◆ **SHORT PROBLEM**
Convert the lines of the material, starting with the line containing "x-tick-label: 50.00 bbox=[808, 903, 840, 916]" and going on through the line containing "y-ticks-left: +20.00 +15.00", into a Markdown table with the columns Row and Line, numbering each row and skipping any blank lines.

▼▼▼

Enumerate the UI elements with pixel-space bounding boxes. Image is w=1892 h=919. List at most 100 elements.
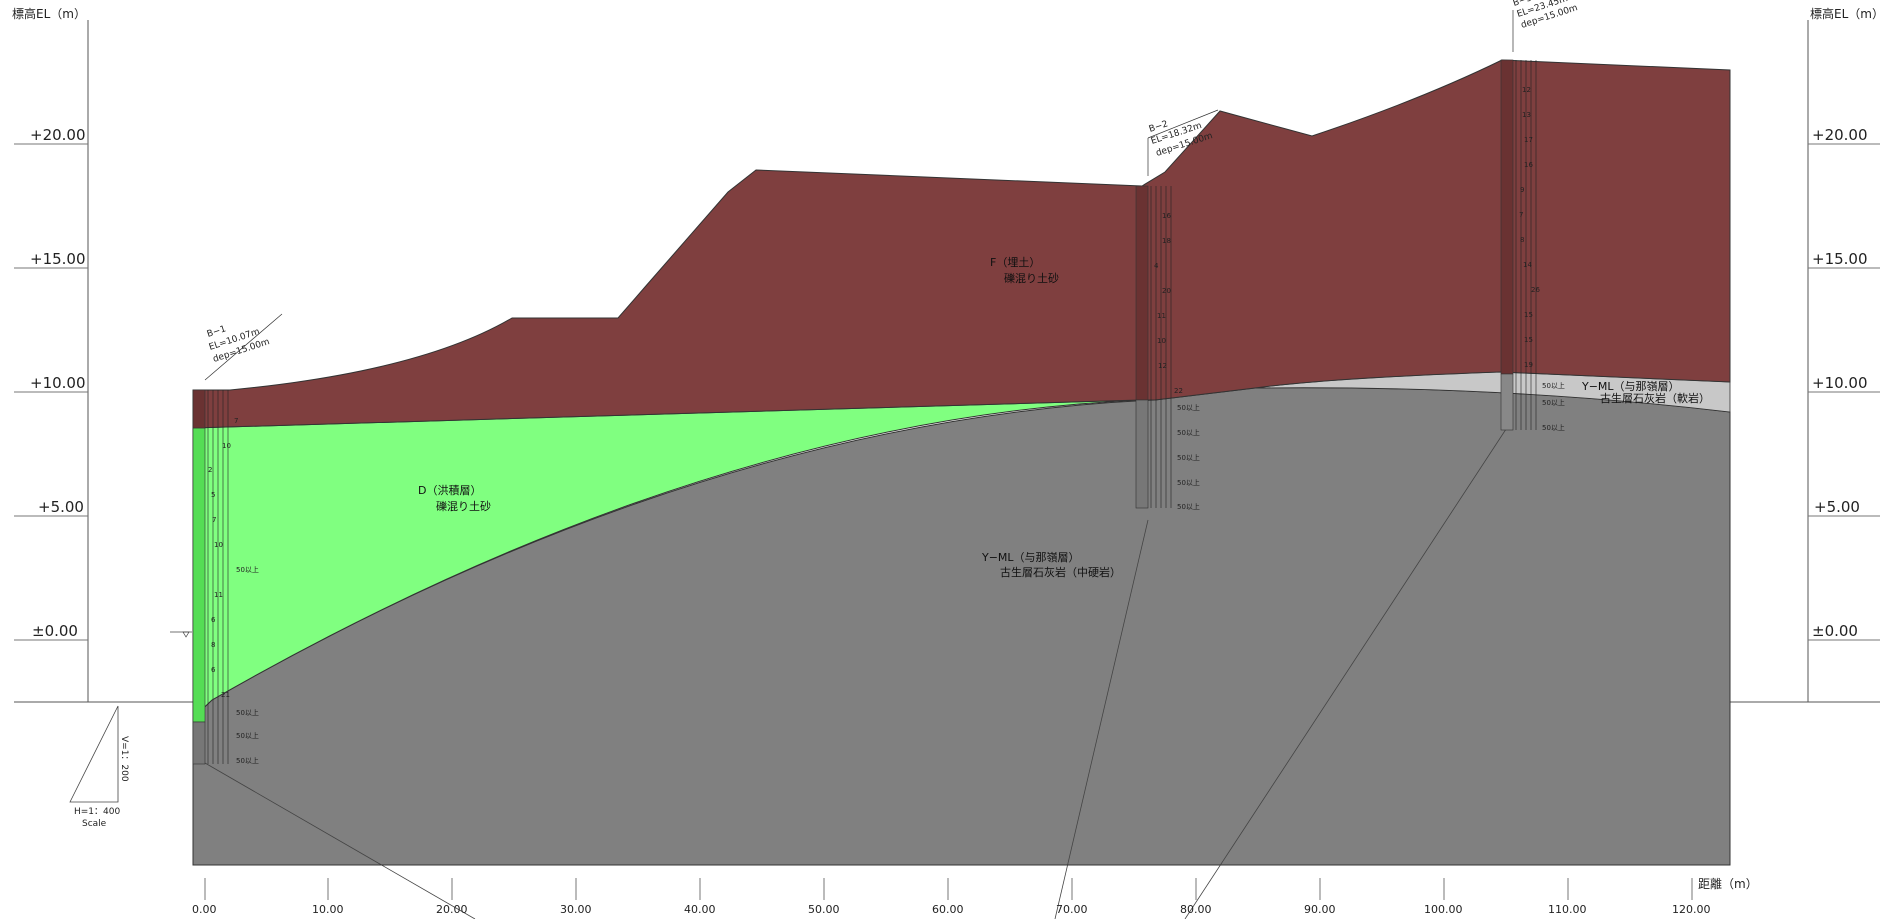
x-tick-label: 50.00 bbox=[808, 903, 840, 916]
n-value: 4 bbox=[1154, 262, 1159, 270]
hard-value: 50以上 bbox=[236, 756, 259, 765]
n-value: 10 bbox=[214, 541, 223, 549]
water-level-marker bbox=[170, 631, 192, 638]
y-tick-5-right: +5.00 bbox=[1808, 498, 1880, 517]
n-value: 12 bbox=[1522, 86, 1531, 94]
y-tick-10: +10.00 bbox=[14, 374, 88, 393]
hard-value: 50以上 bbox=[1177, 403, 1200, 412]
n-value: 15 bbox=[1524, 311, 1533, 319]
n-value: 10 bbox=[222, 442, 231, 450]
x-tick-label: 80.00 bbox=[1180, 903, 1212, 916]
y-tick-label: ±0.00 bbox=[32, 622, 78, 640]
y-tick-label: +20.00 bbox=[30, 126, 86, 144]
hard-value: 50以上 bbox=[236, 565, 259, 574]
layer-rock-soft-code: Y−ML（与那嶺層） bbox=[1581, 380, 1680, 393]
x-tick-label: 30.00 bbox=[560, 903, 592, 916]
reference-lines bbox=[204, 419, 1513, 919]
hard-value: 50以上 bbox=[1542, 381, 1565, 390]
n-value: 5 bbox=[211, 491, 215, 499]
n-value: 21 bbox=[221, 691, 230, 699]
layers bbox=[192, 59, 1731, 866]
n-value: 6 bbox=[211, 616, 216, 624]
n-value: 9 bbox=[1520, 186, 1524, 194]
layer-labels: F（埋土） 礫混り土砂 D（洪積層） 礫混り土砂 Y−ML（与那嶺層） 古生層石… bbox=[418, 256, 1710, 579]
n-value: 7 bbox=[1519, 211, 1523, 219]
hard-value: 50以上 bbox=[1542, 423, 1565, 432]
y-tick-label: +15.00 bbox=[1812, 250, 1868, 268]
y-ticks-left: +20.00 +15.00 +10.00 +5.00 ±0.00 bbox=[14, 126, 88, 641]
y-axis-title-right: 標高EL（m） bbox=[1810, 6, 1884, 21]
x-axis: 0.00 10.00 20.00 30.00 40.00 50.00 60.00… bbox=[192, 864, 1730, 916]
x-tick-label: 40.00 bbox=[684, 903, 716, 916]
n-value: 17 bbox=[1524, 136, 1533, 144]
y-tick-10-right: +10.00 bbox=[1808, 374, 1880, 393]
x-tick-label: 0.00 bbox=[192, 903, 217, 916]
hard-value: 50以上 bbox=[1177, 428, 1200, 437]
y-tick-0: ±0.00 bbox=[14, 622, 88, 641]
n-value: 11 bbox=[214, 591, 223, 599]
y-tick-label: +20.00 bbox=[1812, 126, 1868, 144]
n-value: 12 bbox=[1158, 362, 1167, 370]
layer-rock-medium-code: Y−ML（与那嶺層） bbox=[981, 551, 1080, 564]
y-tick-20-right: +20.00 bbox=[1808, 126, 1880, 145]
layer-rock-medium-desc: 古生層石灰岩（中硬岩） bbox=[1000, 565, 1121, 579]
layer-fill-desc: 礫混り土砂 bbox=[1004, 271, 1059, 285]
y-tick-label: +10.00 bbox=[1812, 374, 1868, 392]
n-value: 2 bbox=[208, 466, 212, 474]
y-tick-15: +15.00 bbox=[14, 250, 88, 269]
x-tick-label: 110.00 bbox=[1548, 903, 1587, 916]
hard-value: 50以上 bbox=[236, 731, 259, 740]
borehole-b1: B−1 EL=10.07m dep=15.00m 7 10 2 5 7 10 1… bbox=[192, 313, 283, 765]
n-value: 26 bbox=[1531, 286, 1540, 294]
borehole-name: B−3 bbox=[1512, 0, 1534, 9]
x-tick-label: 10.00 bbox=[312, 903, 344, 916]
hard-value: 50以上 bbox=[1542, 398, 1565, 407]
layer-diluvial bbox=[192, 399, 1141, 720]
n-value: 20 bbox=[1162, 287, 1171, 295]
y-tick-label: +5.00 bbox=[1814, 498, 1860, 516]
n-value: 7 bbox=[212, 516, 216, 524]
y-axis-title-left: 標高EL（m） bbox=[12, 6, 86, 21]
x-tick-label: 20.00 bbox=[436, 903, 468, 916]
n-value: 16 bbox=[1524, 161, 1533, 169]
x-tick-label: 90.00 bbox=[1304, 903, 1336, 916]
n-value: 13 bbox=[1522, 111, 1531, 119]
y-tick-15-right: +15.00 bbox=[1808, 250, 1880, 269]
hard-value: 50以上 bbox=[1177, 453, 1200, 462]
y-tick-label: +10.00 bbox=[30, 374, 86, 392]
n-value: 8 bbox=[1520, 236, 1524, 244]
y-tick-label: +5.00 bbox=[38, 498, 84, 516]
y-tick-label: ±0.00 bbox=[1812, 622, 1858, 640]
n-value: 18 bbox=[1162, 237, 1171, 245]
scale-indicator: V=1：200 H=1：400 Scale bbox=[69, 705, 129, 829]
layer-diluvial-desc: 礫混り土砂 bbox=[436, 499, 491, 513]
borehole-b3: B−3 EL=23.45m dep=15.00m 12 13 17 16 9 7… bbox=[1500, 0, 1579, 432]
hard-value: 50以上 bbox=[236, 708, 259, 717]
y-tick-label: +15.00 bbox=[30, 250, 86, 268]
layer-fill-code: F（埋土） bbox=[990, 256, 1040, 269]
x-axis-title: 距離（m） bbox=[1698, 877, 1758, 891]
x-tick-label: 70.00 bbox=[1056, 903, 1088, 916]
scale-caption: Scale bbox=[82, 819, 107, 829]
layer-diluvial-code: D（洪積層） bbox=[418, 483, 481, 497]
layer-fill bbox=[192, 59, 1731, 429]
n-value: 19 bbox=[1524, 361, 1533, 369]
n-value: 8 bbox=[211, 641, 215, 649]
n-value: 14 bbox=[1523, 261, 1532, 269]
y-ticks-right: +20.00 +15.00 +10.00 +5.00 ±0.00 bbox=[1808, 126, 1880, 641]
hard-value: 50以上 bbox=[1177, 502, 1200, 511]
x-tick-label: 100.00 bbox=[1424, 903, 1463, 916]
hard-value: 50以上 bbox=[1177, 478, 1200, 487]
n-value: 22 bbox=[1174, 387, 1183, 395]
n-value: 15 bbox=[1524, 336, 1533, 344]
scale-horizontal: H=1：400 bbox=[74, 807, 120, 817]
x-tick-label: 120.00 bbox=[1672, 903, 1711, 916]
n-value: 10 bbox=[1157, 337, 1166, 345]
y-tick-0-right: ±0.00 bbox=[1808, 622, 1880, 641]
n-value: 6 bbox=[211, 666, 216, 674]
y-tick-5: +5.00 bbox=[14, 498, 88, 517]
n-value: 11 bbox=[1157, 312, 1166, 320]
n-value: 7 bbox=[234, 417, 238, 425]
scale-vertical: V=1：200 bbox=[119, 736, 129, 782]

▲▲▲

◆ **EXERCISE ANSWER**
| Row | Line |
|---|---|
| 1 | x-tick-label: 50.00 bbox=[808, 903, 840, 916] |
| 2 | n-value: 4 bbox=[1154, 262, 1159, 270] |
| 3 | hard-value: 50以上 bbox=[236, 756, 259, 765] |
| 4 | n-value: 10 bbox=[214, 541, 223, 549] |
| 5 | water-level-marker bbox=[170, 631, 192, 638] |
| 6 | y-tick-5-right: +5.00 bbox=[1808, 498, 1880, 517] |
| 7 | n-value: 12 bbox=[1522, 86, 1531, 94] |
| 8 | y-tick-10: +10.00 bbox=[14, 374, 88, 393] |
| 9 | hard-value: 50以上 bbox=[1177, 403, 1200, 412] |
| 10 | n-value: 15 bbox=[1524, 311, 1533, 319] |
| 11 | n-value: 10 bbox=[222, 442, 231, 450] |
| 12 | x-tick-label: 80.00 bbox=[1180, 903, 1212, 916] |
| 13 | y-tick-label: ±0.00 bbox=[32, 622, 78, 640] |
| 14 | y-tick-label: +20.00 bbox=[30, 126, 86, 144] |
| 15 | hard-value: 50以上 bbox=[236, 565, 259, 574] |
| 16 | layer-rock-soft-code: Y−ML（与那嶺層） bbox=[1581, 380, 1680, 393] |
| 17 | x-tick-label: 30.00 bbox=[560, 903, 592, 916] |
| 18 | reference-lines bbox=[204, 419, 1513, 919] |
| 19 | hard-value: 50以上 bbox=[1542, 381, 1565, 390] |
| 20 | n-value: 5 bbox=[211, 491, 215, 499] |
| 21 | n-value: 21 bbox=[221, 691, 230, 699] |
| 22 | layers bbox=[192, 59, 1731, 866] |
| 23 | n-value: 6 bbox=[211, 616, 216, 624] |
| 24 | n-value: 9 bbox=[1520, 186, 1524, 194] |
| 25 | layer-labels: F（埋土） 礫混り土砂 D（洪積層） 礫混り土砂 Y−ML（与那嶺層） 古生層石… bbox=[418, 256, 1710, 579] |
| 26 | n-value: 7 bbox=[1519, 211, 1523, 219] |
| 27 | hard-value: 50以上 bbox=[1542, 423, 1565, 432] |
| 28 | y-tick-label: +15.00 bbox=[1812, 250, 1868, 268] |
| 29 | y-ticks-left: +20.00 +15.00 +10.00 +5.00 ±0.00 bbox=[14, 126, 88, 641] |